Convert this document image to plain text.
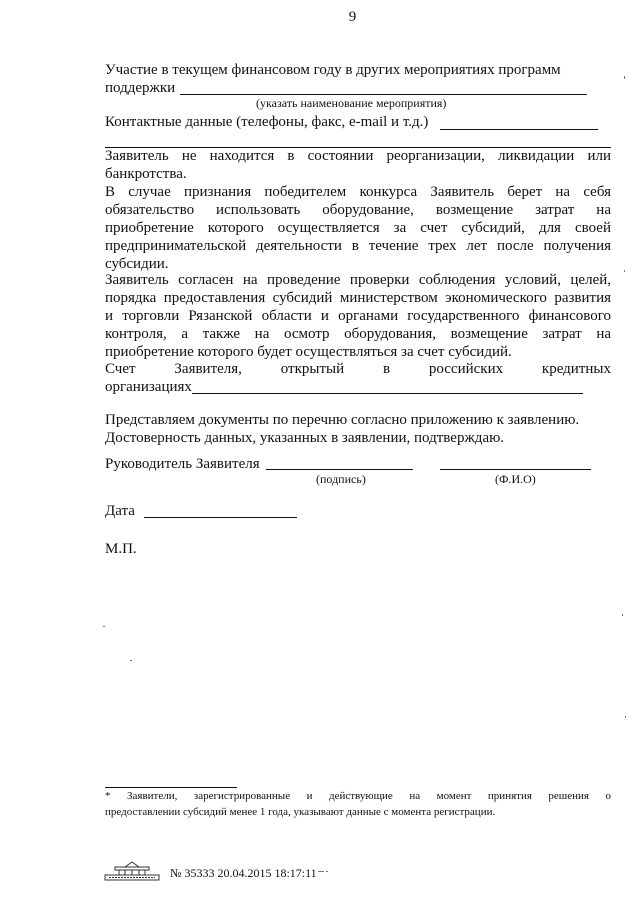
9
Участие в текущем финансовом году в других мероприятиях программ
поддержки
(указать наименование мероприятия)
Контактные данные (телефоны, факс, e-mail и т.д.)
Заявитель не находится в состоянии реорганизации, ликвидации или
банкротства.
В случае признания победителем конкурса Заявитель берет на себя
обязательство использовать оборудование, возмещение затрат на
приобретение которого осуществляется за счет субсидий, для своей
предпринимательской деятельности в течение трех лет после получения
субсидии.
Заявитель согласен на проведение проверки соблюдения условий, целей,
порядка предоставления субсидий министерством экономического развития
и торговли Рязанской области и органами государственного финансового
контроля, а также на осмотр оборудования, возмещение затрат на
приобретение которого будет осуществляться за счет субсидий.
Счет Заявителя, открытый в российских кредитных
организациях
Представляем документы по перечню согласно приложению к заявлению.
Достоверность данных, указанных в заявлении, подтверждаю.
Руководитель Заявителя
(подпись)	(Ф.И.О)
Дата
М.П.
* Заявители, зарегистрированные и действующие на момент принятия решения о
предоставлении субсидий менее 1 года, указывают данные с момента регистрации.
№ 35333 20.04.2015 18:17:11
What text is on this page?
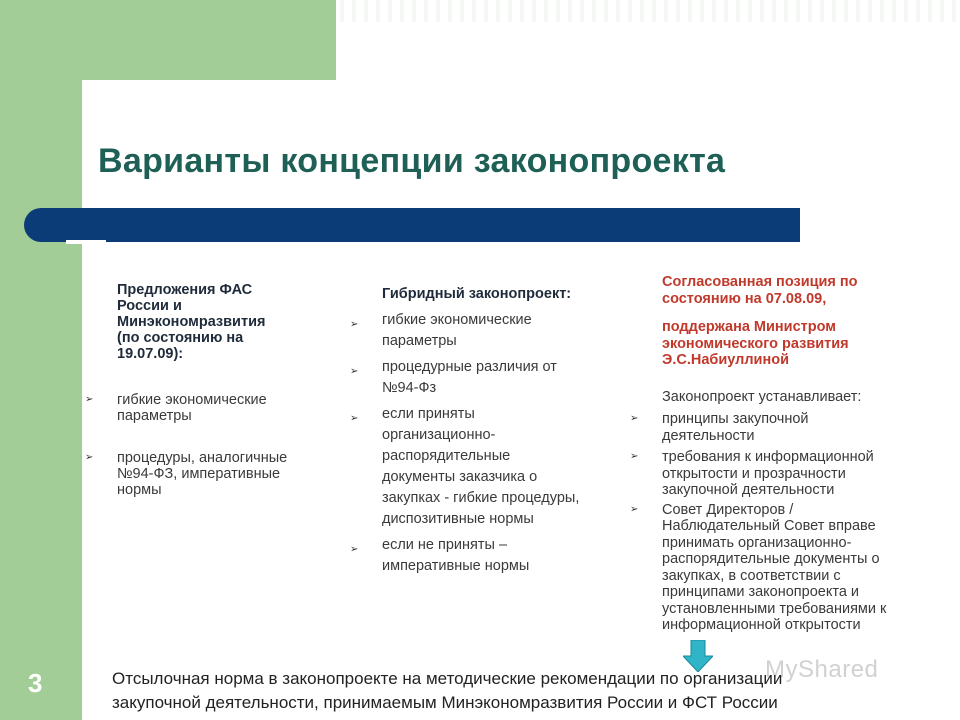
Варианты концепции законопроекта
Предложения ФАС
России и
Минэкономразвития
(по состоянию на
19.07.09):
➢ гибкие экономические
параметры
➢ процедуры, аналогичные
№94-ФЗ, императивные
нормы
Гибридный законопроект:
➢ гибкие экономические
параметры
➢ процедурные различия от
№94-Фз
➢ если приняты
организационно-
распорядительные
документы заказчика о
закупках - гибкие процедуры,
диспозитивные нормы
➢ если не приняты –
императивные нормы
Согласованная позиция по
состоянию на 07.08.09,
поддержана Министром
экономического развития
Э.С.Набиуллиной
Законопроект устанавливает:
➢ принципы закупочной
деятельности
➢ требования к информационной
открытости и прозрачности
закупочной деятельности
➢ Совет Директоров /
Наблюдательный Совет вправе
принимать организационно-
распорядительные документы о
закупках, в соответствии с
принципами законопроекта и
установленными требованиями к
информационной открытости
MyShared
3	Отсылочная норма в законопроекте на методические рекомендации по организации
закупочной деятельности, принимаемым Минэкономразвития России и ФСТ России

____

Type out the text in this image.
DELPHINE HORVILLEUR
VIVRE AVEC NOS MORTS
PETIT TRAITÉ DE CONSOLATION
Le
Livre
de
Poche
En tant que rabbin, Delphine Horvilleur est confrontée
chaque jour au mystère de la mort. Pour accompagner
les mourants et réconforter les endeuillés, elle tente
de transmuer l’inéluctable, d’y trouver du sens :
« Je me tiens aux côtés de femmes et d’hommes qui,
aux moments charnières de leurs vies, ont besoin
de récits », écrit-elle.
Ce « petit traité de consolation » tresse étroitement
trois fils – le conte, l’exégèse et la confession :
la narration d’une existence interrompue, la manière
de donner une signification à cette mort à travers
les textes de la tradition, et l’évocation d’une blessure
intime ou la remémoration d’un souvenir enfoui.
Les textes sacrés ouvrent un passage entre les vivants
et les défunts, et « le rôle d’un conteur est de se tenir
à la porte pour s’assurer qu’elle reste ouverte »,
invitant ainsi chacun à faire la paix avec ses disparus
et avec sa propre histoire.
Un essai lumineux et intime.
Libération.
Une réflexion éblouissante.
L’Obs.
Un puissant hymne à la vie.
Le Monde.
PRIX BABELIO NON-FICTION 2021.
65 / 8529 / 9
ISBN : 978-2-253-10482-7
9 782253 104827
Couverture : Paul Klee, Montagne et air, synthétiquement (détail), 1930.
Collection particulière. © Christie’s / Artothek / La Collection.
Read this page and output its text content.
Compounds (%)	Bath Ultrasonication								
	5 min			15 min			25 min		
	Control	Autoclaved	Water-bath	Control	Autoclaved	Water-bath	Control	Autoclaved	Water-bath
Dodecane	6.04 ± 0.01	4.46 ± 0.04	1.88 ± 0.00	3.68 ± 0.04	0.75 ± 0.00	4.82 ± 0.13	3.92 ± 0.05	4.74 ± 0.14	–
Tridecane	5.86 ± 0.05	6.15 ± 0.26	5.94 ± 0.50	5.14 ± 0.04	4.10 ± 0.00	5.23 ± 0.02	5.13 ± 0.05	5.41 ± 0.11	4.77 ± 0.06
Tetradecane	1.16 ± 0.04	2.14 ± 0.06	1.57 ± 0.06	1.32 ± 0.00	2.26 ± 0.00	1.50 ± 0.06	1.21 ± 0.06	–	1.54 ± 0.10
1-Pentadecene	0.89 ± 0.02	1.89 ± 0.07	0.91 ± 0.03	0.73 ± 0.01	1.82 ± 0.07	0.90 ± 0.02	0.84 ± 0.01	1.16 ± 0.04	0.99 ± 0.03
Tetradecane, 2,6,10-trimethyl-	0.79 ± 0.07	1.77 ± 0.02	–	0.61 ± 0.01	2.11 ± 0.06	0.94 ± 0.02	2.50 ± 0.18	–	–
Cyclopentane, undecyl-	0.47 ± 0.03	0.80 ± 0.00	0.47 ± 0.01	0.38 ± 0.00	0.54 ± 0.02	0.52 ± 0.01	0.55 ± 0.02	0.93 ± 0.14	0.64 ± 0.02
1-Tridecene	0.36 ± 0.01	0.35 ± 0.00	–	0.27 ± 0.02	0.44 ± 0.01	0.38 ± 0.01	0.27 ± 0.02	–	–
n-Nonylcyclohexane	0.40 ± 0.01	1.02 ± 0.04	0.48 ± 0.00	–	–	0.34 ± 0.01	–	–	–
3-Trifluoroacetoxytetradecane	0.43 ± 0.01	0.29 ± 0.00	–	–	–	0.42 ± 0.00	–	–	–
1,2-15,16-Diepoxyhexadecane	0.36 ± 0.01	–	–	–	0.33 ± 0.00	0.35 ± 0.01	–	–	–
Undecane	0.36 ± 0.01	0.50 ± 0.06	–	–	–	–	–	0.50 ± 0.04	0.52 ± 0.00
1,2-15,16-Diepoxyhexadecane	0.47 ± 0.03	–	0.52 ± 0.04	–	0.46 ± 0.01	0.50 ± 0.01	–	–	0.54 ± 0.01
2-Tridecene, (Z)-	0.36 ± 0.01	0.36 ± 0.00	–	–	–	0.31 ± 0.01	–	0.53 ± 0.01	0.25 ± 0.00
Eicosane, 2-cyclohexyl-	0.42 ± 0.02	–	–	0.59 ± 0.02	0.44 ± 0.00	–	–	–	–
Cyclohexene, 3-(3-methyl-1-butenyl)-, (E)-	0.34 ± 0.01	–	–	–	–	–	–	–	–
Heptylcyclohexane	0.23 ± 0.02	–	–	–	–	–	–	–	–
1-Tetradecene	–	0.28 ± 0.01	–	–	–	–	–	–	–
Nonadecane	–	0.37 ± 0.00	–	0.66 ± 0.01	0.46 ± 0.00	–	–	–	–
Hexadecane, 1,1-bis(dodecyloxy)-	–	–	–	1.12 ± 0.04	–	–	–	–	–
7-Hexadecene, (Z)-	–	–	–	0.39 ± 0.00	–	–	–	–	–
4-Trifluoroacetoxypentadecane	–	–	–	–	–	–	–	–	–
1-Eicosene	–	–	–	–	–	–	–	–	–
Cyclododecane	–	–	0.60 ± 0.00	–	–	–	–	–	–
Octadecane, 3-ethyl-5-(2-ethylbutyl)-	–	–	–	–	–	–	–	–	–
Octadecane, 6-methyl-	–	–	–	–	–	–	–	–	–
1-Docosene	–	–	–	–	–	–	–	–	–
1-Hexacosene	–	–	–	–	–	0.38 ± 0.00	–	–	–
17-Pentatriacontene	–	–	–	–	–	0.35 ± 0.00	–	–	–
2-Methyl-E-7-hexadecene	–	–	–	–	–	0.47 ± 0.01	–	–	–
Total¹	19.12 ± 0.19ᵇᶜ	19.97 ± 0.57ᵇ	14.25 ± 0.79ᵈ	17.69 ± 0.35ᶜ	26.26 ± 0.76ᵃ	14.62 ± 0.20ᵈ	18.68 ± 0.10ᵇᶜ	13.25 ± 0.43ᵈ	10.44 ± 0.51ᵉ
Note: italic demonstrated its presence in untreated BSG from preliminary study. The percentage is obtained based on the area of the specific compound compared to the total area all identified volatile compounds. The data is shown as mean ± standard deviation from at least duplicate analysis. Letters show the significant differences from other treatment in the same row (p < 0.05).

____

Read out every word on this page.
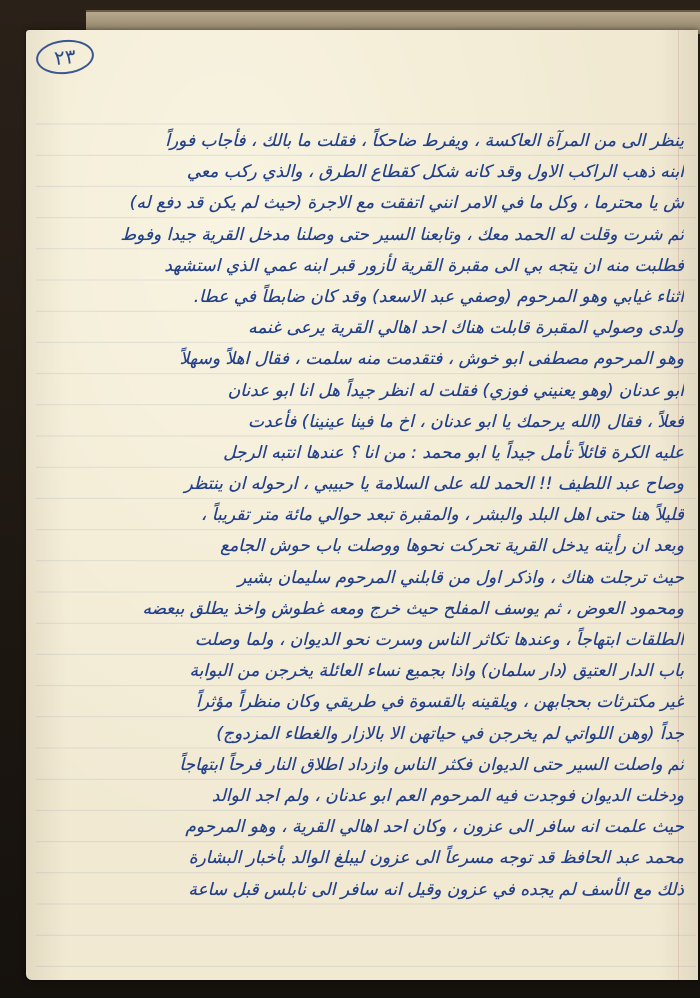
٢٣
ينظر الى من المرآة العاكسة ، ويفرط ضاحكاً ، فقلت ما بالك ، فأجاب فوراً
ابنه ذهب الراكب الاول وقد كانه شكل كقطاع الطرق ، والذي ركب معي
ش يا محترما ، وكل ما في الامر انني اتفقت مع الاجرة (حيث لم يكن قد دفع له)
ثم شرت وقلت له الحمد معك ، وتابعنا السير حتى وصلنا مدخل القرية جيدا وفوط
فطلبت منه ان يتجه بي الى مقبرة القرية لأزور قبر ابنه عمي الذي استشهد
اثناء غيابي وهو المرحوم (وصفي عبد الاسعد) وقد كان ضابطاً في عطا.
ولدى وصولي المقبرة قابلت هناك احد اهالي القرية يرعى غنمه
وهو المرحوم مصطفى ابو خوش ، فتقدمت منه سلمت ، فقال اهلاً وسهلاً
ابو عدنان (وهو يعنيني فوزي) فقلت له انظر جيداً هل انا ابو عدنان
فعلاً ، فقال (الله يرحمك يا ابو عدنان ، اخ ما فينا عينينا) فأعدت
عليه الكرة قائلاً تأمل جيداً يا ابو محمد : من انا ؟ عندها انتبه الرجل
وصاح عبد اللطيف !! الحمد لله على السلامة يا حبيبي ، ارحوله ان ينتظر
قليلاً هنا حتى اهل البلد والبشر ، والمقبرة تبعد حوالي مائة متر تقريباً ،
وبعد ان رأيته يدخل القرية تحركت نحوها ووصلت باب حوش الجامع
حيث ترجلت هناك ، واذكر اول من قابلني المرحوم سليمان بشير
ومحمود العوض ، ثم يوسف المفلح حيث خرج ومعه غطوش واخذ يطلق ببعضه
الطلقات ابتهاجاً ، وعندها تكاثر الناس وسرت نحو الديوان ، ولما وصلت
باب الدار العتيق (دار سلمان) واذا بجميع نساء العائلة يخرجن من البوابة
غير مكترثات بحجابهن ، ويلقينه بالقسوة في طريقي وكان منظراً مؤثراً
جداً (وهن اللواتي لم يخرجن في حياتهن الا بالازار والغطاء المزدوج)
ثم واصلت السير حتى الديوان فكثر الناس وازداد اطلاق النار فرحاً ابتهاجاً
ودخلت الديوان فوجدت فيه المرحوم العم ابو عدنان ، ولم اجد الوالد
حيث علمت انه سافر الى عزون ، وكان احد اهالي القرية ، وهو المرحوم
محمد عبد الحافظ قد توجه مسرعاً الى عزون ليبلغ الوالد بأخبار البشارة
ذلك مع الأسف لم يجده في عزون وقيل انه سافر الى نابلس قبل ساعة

____

The task:
Across the records above, count the lines holding "Заявитель" and reply with that number alone.

Result:
3